# WORK TO COMPLETE
Below are the records; pull every line that includes "name".

# MATERIAL FOR THIS EXERCISE
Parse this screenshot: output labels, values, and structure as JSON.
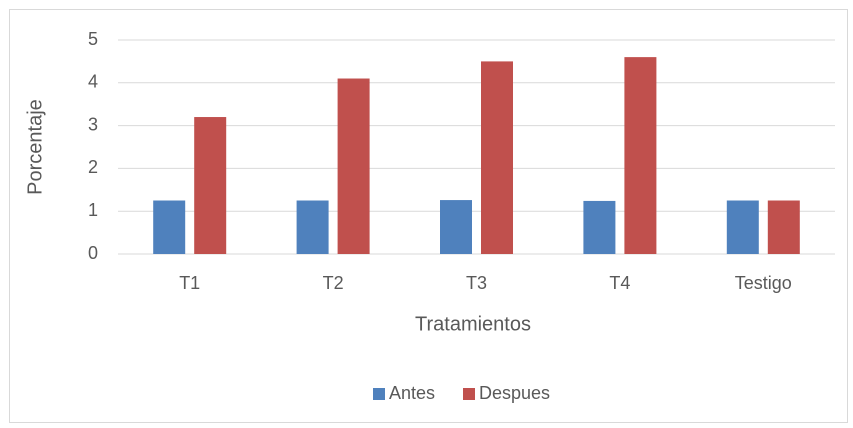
{
  "chart_data": {
    "type": "bar",
    "x_label": "Tratamientos",
    "y_label": "Porcentaje",
    "categories": [
      "T1",
      "T2",
      "T3",
      "T4",
      "Testigo"
    ],
    "series": [
      {
        "name": "Antes",
        "color": "#4f81bd",
        "values": [
          1.25,
          1.25,
          1.26,
          1.24,
          1.25
        ]
      },
      {
        "name": "Despues",
        "color": "#c0504d",
        "values": [
          3.2,
          4.1,
          4.5,
          4.6,
          1.25
        ]
      }
    ],
    "ylim": [
      0,
      5
    ],
    "yticks": [
      0,
      1,
      2,
      3,
      4,
      5
    ],
    "grid": true,
    "legend": "bottom"
  }
}
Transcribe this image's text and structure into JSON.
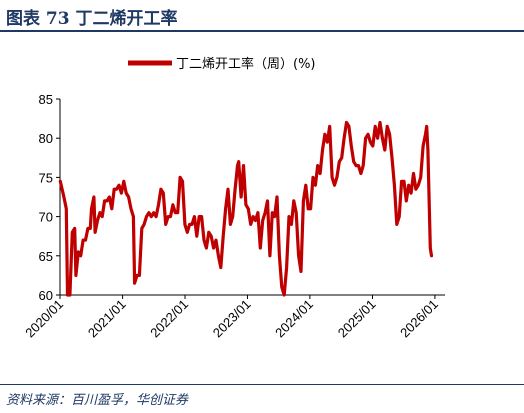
{
  "figure": {
    "title": "图表 73  丁二烯开工率",
    "source": "资料来源：百川盈孚，华创证券"
  },
  "colors": {
    "series": "#c00000",
    "frame": "#1f3864"
  },
  "chart_data": {
    "type": "line",
    "title": "",
    "xlabel": "",
    "ylabel": "",
    "ylim": [
      60,
      85
    ],
    "yticks": [
      60,
      65,
      70,
      75,
      80,
      85
    ],
    "xticks": [
      "2020/01",
      "2021/01",
      "2022/01",
      "2023/01",
      "2024/01",
      "2025/01",
      "2026/01"
    ],
    "xrange": [
      "2020/01",
      "2026/03"
    ],
    "grid": false,
    "legend": "top-center",
    "series": [
      {
        "name": "丁二烯开工率（周）(%)",
        "points": [
          [
            "2020-01-03",
            74.5
          ],
          [
            "2020-01-24",
            72.5
          ],
          [
            "2020-02-07",
            71.0
          ],
          [
            "2020-02-14",
            60.0
          ],
          [
            "2020-02-28",
            60.0
          ],
          [
            "2020-03-13",
            68.0
          ],
          [
            "2020-03-27",
            68.5
          ],
          [
            "2020-04-03",
            62.5
          ],
          [
            "2020-04-17",
            65.5
          ],
          [
            "2020-05-01",
            65.0
          ],
          [
            "2020-05-15",
            67.0
          ],
          [
            "2020-05-29",
            67.0
          ],
          [
            "2020-06-12",
            68.5
          ],
          [
            "2020-06-26",
            68.5
          ],
          [
            "2020-07-03",
            71.0
          ],
          [
            "2020-07-17",
            72.5
          ],
          [
            "2020-07-24",
            68.0
          ],
          [
            "2020-08-07",
            69.5
          ],
          [
            "2020-08-21",
            70.5
          ],
          [
            "2020-09-04",
            70.0
          ],
          [
            "2020-09-18",
            72.0
          ],
          [
            "2020-10-02",
            72.0
          ],
          [
            "2020-10-16",
            72.5
          ],
          [
            "2020-10-30",
            71.0
          ],
          [
            "2020-11-13",
            73.5
          ],
          [
            "2020-11-27",
            73.5
          ],
          [
            "2020-12-11",
            74.0
          ],
          [
            "2020-12-25",
            73.0
          ],
          [
            "2021-01-08",
            74.5
          ],
          [
            "2021-01-22",
            73.0
          ],
          [
            "2021-02-05",
            72.5
          ],
          [
            "2021-02-19",
            71.0
          ],
          [
            "2021-03-05",
            70.0
          ],
          [
            "2021-03-12",
            61.5
          ],
          [
            "2021-03-26",
            62.5
          ],
          [
            "2021-04-09",
            62.5
          ],
          [
            "2021-04-23",
            68.5
          ],
          [
            "2021-05-07",
            69.0
          ],
          [
            "2021-05-21",
            70.0
          ],
          [
            "2021-06-04",
            70.5
          ],
          [
            "2021-06-18",
            70.0
          ],
          [
            "2021-07-02",
            70.5
          ],
          [
            "2021-07-16",
            70.0
          ],
          [
            "2021-07-30",
            71.5
          ],
          [
            "2021-08-13",
            73.5
          ],
          [
            "2021-08-27",
            73.0
          ],
          [
            "2021-09-10",
            69.0
          ],
          [
            "2021-09-24",
            70.0
          ],
          [
            "2021-10-08",
            70.0
          ],
          [
            "2021-10-22",
            71.5
          ],
          [
            "2021-11-05",
            70.5
          ],
          [
            "2021-11-19",
            70.5
          ],
          [
            "2021-12-03",
            75.0
          ],
          [
            "2021-12-17",
            74.5
          ],
          [
            "2021-12-31",
            69.0
          ],
          [
            "2022-01-14",
            68.0
          ],
          [
            "2022-01-28",
            69.0
          ],
          [
            "2022-02-11",
            69.0
          ],
          [
            "2022-02-25",
            70.0
          ],
          [
            "2022-03-11",
            67.5
          ],
          [
            "2022-03-25",
            70.0
          ],
          [
            "2022-04-08",
            70.0
          ],
          [
            "2022-04-22",
            67.0
          ],
          [
            "2022-05-06",
            66.0
          ],
          [
            "2022-05-20",
            68.0
          ],
          [
            "2022-06-03",
            67.5
          ],
          [
            "2022-06-17",
            66.0
          ],
          [
            "2022-07-01",
            67.0
          ],
          [
            "2022-07-15",
            65.0
          ],
          [
            "2022-07-29",
            63.5
          ],
          [
            "2022-08-12",
            67.5
          ],
          [
            "2022-08-26",
            71.0
          ],
          [
            "2022-09-09",
            73.5
          ],
          [
            "2022-09-23",
            69.0
          ],
          [
            "2022-10-07",
            70.0
          ],
          [
            "2022-10-21",
            73.5
          ],
          [
            "2022-11-04",
            76.5
          ],
          [
            "2022-11-11",
            77.0
          ],
          [
            "2022-11-25",
            72.5
          ],
          [
            "2022-12-09",
            76.5
          ],
          [
            "2022-12-23",
            71.5
          ],
          [
            "2023-01-06",
            71.0
          ],
          [
            "2023-01-20",
            69.0
          ],
          [
            "2023-02-03",
            70.0
          ],
          [
            "2023-02-17",
            69.5
          ],
          [
            "2023-03-03",
            70.5
          ],
          [
            "2023-03-17",
            66.0
          ],
          [
            "2023-03-31",
            69.5
          ],
          [
            "2023-04-14",
            70.5
          ],
          [
            "2023-04-28",
            72.0
          ],
          [
            "2023-05-12",
            65.0
          ],
          [
            "2023-05-26",
            70.5
          ],
          [
            "2023-06-09",
            70.0
          ],
          [
            "2023-06-23",
            72.5
          ],
          [
            "2023-07-07",
            65.0
          ],
          [
            "2023-07-21",
            61.0
          ],
          [
            "2023-08-04",
            60.0
          ],
          [
            "2023-08-18",
            63.5
          ],
          [
            "2023-09-01",
            70.0
          ],
          [
            "2023-09-15",
            69.0
          ],
          [
            "2023-09-29",
            72.0
          ],
          [
            "2023-10-13",
            70.5
          ],
          [
            "2023-10-27",
            65.0
          ],
          [
            "2023-11-10",
            63.0
          ],
          [
            "2023-11-24",
            72.0
          ],
          [
            "2023-12-08",
            74.0
          ],
          [
            "2023-12-22",
            71.0
          ],
          [
            "2024-01-05",
            71.0
          ],
          [
            "2024-01-19",
            75.0
          ],
          [
            "2024-02-02",
            74.0
          ],
          [
            "2024-02-16",
            76.5
          ],
          [
            "2024-03-01",
            75.5
          ],
          [
            "2024-03-15",
            78.5
          ],
          [
            "2024-03-29",
            80.5
          ],
          [
            "2024-04-12",
            79.5
          ],
          [
            "2024-04-26",
            81.5
          ],
          [
            "2024-05-10",
            75.0
          ],
          [
            "2024-05-24",
            74.0
          ],
          [
            "2024-06-07",
            75.0
          ],
          [
            "2024-06-21",
            77.0
          ],
          [
            "2024-07-05",
            77.5
          ],
          [
            "2024-07-19",
            80.0
          ],
          [
            "2024-08-02",
            82.0
          ],
          [
            "2024-08-16",
            81.5
          ],
          [
            "2024-08-30",
            79.0
          ],
          [
            "2024-09-13",
            77.0
          ],
          [
            "2024-09-27",
            76.5
          ],
          [
            "2024-10-11",
            76.5
          ],
          [
            "2024-10-25",
            75.5
          ],
          [
            "2024-11-08",
            76.5
          ],
          [
            "2024-11-22",
            80.0
          ],
          [
            "2024-12-06",
            80.5
          ],
          [
            "2024-12-20",
            79.5
          ],
          [
            "2025-01-03",
            79.0
          ],
          [
            "2025-01-17",
            81.5
          ],
          [
            "2025-01-31",
            80.0
          ],
          [
            "2025-02-14",
            82.0
          ],
          [
            "2025-02-28",
            80.0
          ],
          [
            "2025-03-14",
            78.5
          ],
          [
            "2025-03-28",
            81.5
          ],
          [
            "2025-04-11",
            80.5
          ],
          [
            "2025-04-25",
            77.5
          ],
          [
            "2025-05-09",
            74.0
          ],
          [
            "2025-05-23",
            69.0
          ],
          [
            "2025-06-06",
            70.0
          ],
          [
            "2025-06-20",
            74.5
          ],
          [
            "2025-07-04",
            74.5
          ],
          [
            "2025-07-18",
            72.0
          ],
          [
            "2025-08-01",
            74.0
          ],
          [
            "2025-08-15",
            73.0
          ],
          [
            "2025-08-29",
            75.5
          ],
          [
            "2025-09-12",
            73.5
          ],
          [
            "2025-09-26",
            74.0
          ],
          [
            "2025-10-10",
            75.0
          ],
          [
            "2025-10-24",
            79.0
          ],
          [
            "2025-11-07",
            80.5
          ],
          [
            "2025-11-14",
            81.5
          ],
          [
            "2025-11-21",
            78.5
          ],
          [
            "2025-12-05",
            66.0
          ],
          [
            "2025-12-12",
            65.0
          ]
        ]
      }
    ]
  }
}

# FULL RESPONSE
        "name": "Antes",
        "name": "Despues",
        "name": "丁二烯开工率（周）(%)",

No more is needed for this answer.